>> BEGIN

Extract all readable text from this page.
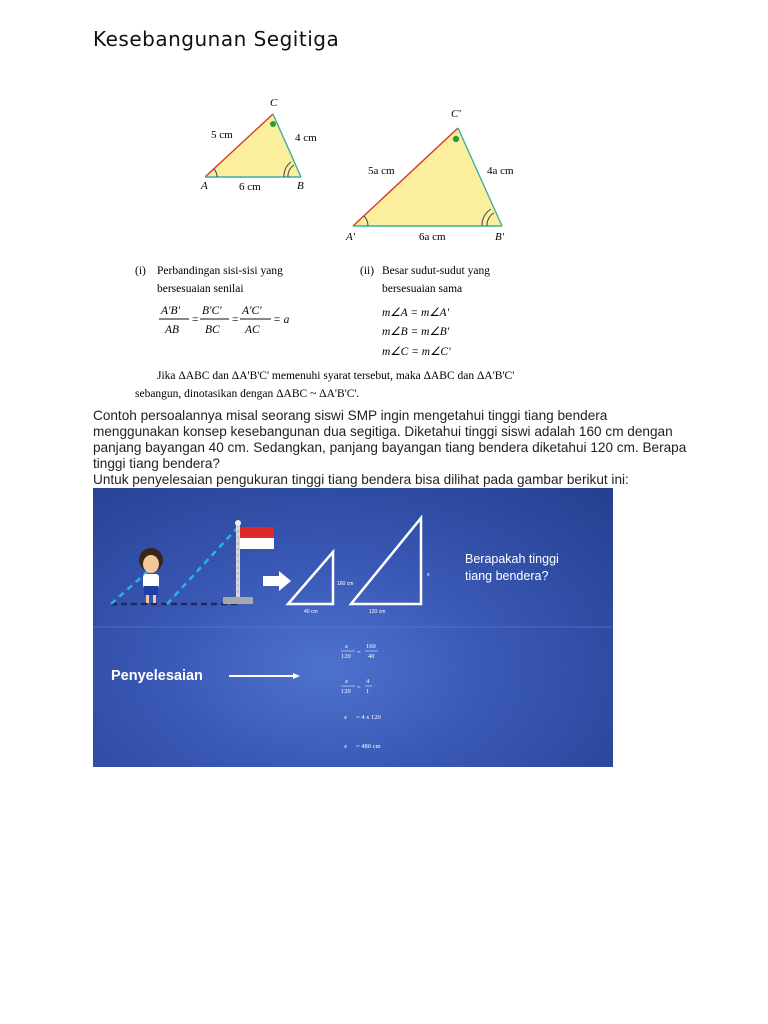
Kesebangunan Segitiga
C
A	B
5 cm	4 cm
6 cm
C'
A'	B'
5a cm	4a cm
6a cm
(i) Perbandingan sisi-sisi yang
bersesuaian senilai
A'B'
AB
=
B'C'
BC
=
A'C'
AC
= a
(ii) Besar sudut-sudut yang
bersesuaian sama
m∠A = m∠A'
m∠B = m∠B'
m∠C = m∠C'
Jika ΔABC dan ΔA'B'C' memenuhi syarat tersebut, maka ΔABC dan ΔA'B'C'
sebangun, dinotasikan dengan ΔABC ~ ΔA'B'C'.

Contoh persoalannya misal seorang siswi SMP ingin mengetahui tinggi tiang bendera

menggunakan konsep kesebangunan dua segitiga. Diketahui tinggi siswi adalah 160 cm dengan

panjang bayangan 40 cm. Sedangkan, panjang bayangan tiang bendera diketahui 120 cm. Berapa

tinggi tiang bendera?

Untuk penyelesaian pengukuran tinggi tiang bendera bisa dilihat pada gambar berikut ini:

40 cm
160 cm
120 cm
x
Berapakah tinggi
tiang bendera?
Penyelesaian
x
120
=
160
40
x
120
=
4
1
x = 4 x 120
x = 480 cm
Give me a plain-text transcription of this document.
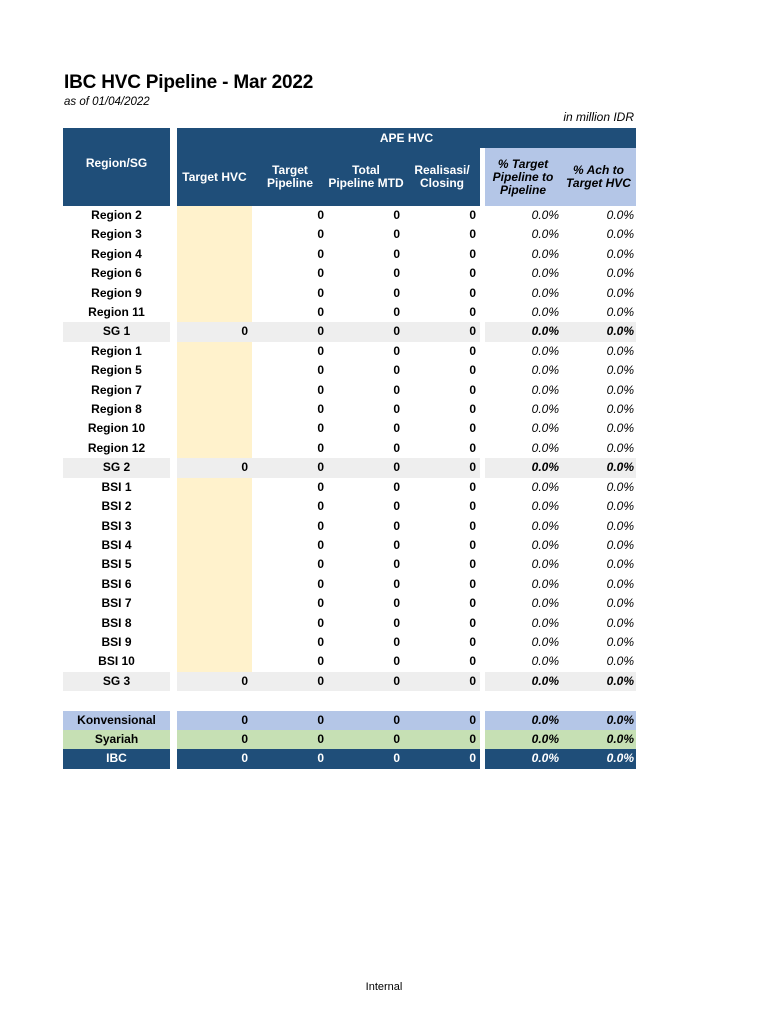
IBC HVC Pipeline - Mar 2022
as of 01/04/2022
in million IDR
Region/SG		APE HVC						
		Target HVC	Target Pipeline	Total Pipeline MTD	Realisasi/ Closing		% Target Pipeline to Pipeline	% Ach to Target HVC
Region 2			0	0	0		0.0%	0.0%
Region 3			0	0	0		0.0%	0.0%
Region 4			0	0	0		0.0%	0.0%
Region 6			0	0	0		0.0%	0.0%
Region 9			0	0	0		0.0%	0.0%
Region 11			0	0	0		0.0%	0.0%
SG 1		0	0	0	0		0.0%	0.0%
Region 1			0	0	0		0.0%	0.0%
Region 5			0	0	0		0.0%	0.0%
Region 7			0	0	0		0.0%	0.0%
Region 8			0	0	0		0.0%	0.0%
Region 10			0	0	0		0.0%	0.0%
Region 12			0	0	0		0.0%	0.0%
SG 2		0	0	0	0		0.0%	0.0%
BSI 1			0	0	0		0.0%	0.0%
BSI 2			0	0	0		0.0%	0.0%
BSI 3			0	0	0		0.0%	0.0%
BSI 4			0	0	0		0.0%	0.0%
BSI 5			0	0	0		0.0%	0.0%
BSI 6			0	0	0		0.0%	0.0%
BSI 7			0	0	0		0.0%	0.0%
BSI 8			0	0	0		0.0%	0.0%
BSI 9			0	0	0		0.0%	0.0%
BSI 10			0	0	0		0.0%	0.0%
SG 3		0	0	0	0		0.0%	0.0%

Konvensional		0	0	0	0		0.0%	0.0%
Syariah		0	0	0	0		0.0%	0.0%
IBC		0	0	0	0		0.0%	0.0%
Internal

>> END

Omit every image. Quote each record exactly.

TASK OUTPUT -
Extract all readable text from this page.
Kesebangunan Segitiga
C
A	B
5 cm	4 cm
6 cm
C'
A'	B'
5a cm	4a cm
6a cm
(i) Perbandingan sisi-sisi yang
bersesuaian senilai
A'B'
AB
=
B'C'
BC
=
A'C'
AC
= a
(ii) Besar sudut-sudut yang
bersesuaian sama
m∠A = m∠A'
m∠B = m∠B'
m∠C = m∠C'
Jika ΔABC dan ΔA'B'C' memenuhi syarat tersebut, maka ΔABC dan ΔA'B'C'
sebangun, dinotasikan dengan ΔABC ~ ΔA'B'C'.

Contoh persoalannya misal seorang siswi SMP ingin mengetahui tinggi tiang bendera

menggunakan konsep kesebangunan dua segitiga. Diketahui tinggi siswi adalah 160 cm dengan

panjang bayangan 40 cm. Sedangkan, panjang bayangan tiang bendera diketahui 120 cm. Berapa

tinggi tiang bendera?

Untuk penyelesaian pengukuran tinggi tiang bendera bisa dilihat pada gambar berikut ini:

40 cm
160 cm
120 cm
x
Berapakah tinggi
tiang bendera?
Penyelesaian
x
120
=
160
40
x
120
=
4
1
x = 4 x 120
x = 480 cm
Give me a plain-text transcription of this document.
IBC HVC Pipeline - Mar 2022
as of 01/04/2022
in million IDR
Region/SG		APE HVC						
		Target HVC	Target Pipeline	Total Pipeline MTD	Realisasi/ Closing		% Target Pipeline to Pipeline	% Ach to Target HVC
Region 2			0	0	0		0.0%	0.0%
Region 3			0	0	0		0.0%	0.0%
Region 4			0	0	0		0.0%	0.0%
Region 6			0	0	0		0.0%	0.0%
Region 9			0	0	0		0.0%	0.0%
Region 11			0	0	0		0.0%	0.0%
SG 1		0	0	0	0		0.0%	0.0%
Region 1			0	0	0		0.0%	0.0%
Region 5			0	0	0		0.0%	0.0%
Region 7			0	0	0		0.0%	0.0%
Region 8			0	0	0		0.0%	0.0%
Region 10			0	0	0		0.0%	0.0%
Region 12			0	0	0		0.0%	0.0%
SG 2		0	0	0	0		0.0%	0.0%
BSI 1			0	0	0		0.0%	0.0%
BSI 2			0	0	0		0.0%	0.0%
BSI 3			0	0	0		0.0%	0.0%
BSI 4			0	0	0		0.0%	0.0%
BSI 5			0	0	0		0.0%	0.0%
BSI 6			0	0	0		0.0%	0.0%
BSI 7			0	0	0		0.0%	0.0%
BSI 8			0	0	0		0.0%	0.0%
BSI 9			0	0	0		0.0%	0.0%
BSI 10			0	0	0		0.0%	0.0%
SG 3		0	0	0	0		0.0%	0.0%

Konvensional		0	0	0	0		0.0%	0.0%
Syariah		0	0	0	0		0.0%	0.0%
IBC		0	0	0	0		0.0%	0.0%
Internal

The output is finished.